SET PROBLEM: For each line in the data below that holds "South", return a copy.

** begin **

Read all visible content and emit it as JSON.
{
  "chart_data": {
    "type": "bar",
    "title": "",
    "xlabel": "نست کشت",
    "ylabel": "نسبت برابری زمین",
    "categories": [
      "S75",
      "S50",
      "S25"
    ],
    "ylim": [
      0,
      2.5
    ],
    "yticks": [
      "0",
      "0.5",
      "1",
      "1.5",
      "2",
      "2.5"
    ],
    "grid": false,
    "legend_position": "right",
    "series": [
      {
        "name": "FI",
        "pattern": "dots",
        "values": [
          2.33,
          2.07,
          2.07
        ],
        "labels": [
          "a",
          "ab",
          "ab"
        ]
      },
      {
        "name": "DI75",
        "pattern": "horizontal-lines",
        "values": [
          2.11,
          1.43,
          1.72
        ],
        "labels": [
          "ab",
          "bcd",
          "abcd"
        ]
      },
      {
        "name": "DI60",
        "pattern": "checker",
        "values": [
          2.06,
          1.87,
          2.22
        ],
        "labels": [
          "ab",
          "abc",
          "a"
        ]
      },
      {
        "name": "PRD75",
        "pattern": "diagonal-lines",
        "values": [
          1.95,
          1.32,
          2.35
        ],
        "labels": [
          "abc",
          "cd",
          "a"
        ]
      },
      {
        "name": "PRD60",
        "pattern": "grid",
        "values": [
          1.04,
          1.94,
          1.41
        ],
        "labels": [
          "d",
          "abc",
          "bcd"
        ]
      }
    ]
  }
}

** end **
** begin **

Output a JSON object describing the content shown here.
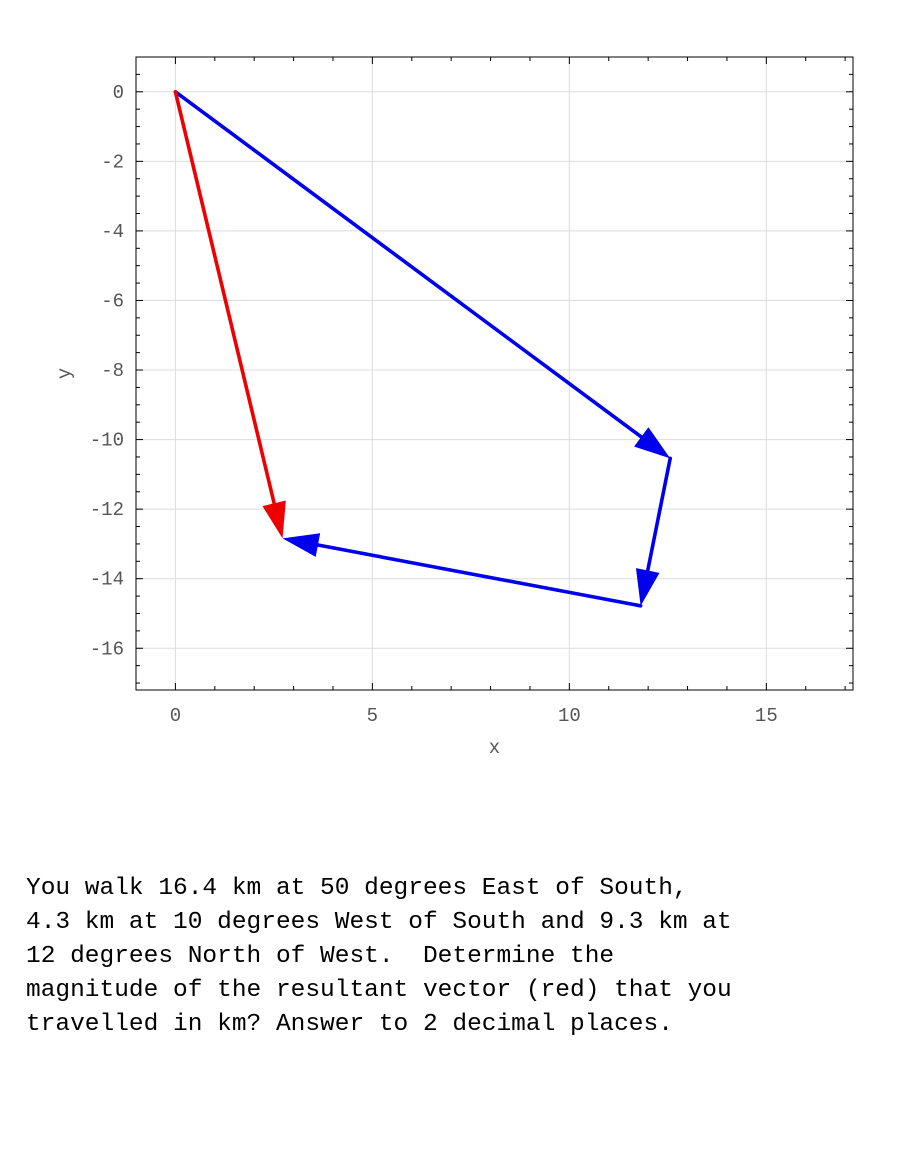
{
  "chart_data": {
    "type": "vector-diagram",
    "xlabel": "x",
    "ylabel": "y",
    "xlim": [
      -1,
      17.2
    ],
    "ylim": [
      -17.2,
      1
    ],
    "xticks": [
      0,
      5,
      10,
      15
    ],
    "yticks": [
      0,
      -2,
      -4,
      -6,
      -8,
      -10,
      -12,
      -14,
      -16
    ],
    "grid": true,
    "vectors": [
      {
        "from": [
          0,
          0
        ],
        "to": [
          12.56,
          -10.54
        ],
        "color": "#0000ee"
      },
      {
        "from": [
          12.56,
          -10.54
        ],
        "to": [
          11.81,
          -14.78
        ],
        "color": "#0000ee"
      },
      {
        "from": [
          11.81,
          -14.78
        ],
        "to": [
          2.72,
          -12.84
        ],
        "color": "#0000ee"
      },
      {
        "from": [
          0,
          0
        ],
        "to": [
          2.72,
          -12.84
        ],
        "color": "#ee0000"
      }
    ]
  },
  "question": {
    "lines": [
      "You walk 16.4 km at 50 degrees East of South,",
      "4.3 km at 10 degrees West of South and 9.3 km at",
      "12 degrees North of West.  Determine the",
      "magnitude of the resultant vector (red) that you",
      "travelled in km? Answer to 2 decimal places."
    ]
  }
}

** end **

FULL SOLUTION:
      "You walk 16.4 km at 50 degrees East of South,",
      "4.3 km at 10 degrees West of South and 9.3 km at",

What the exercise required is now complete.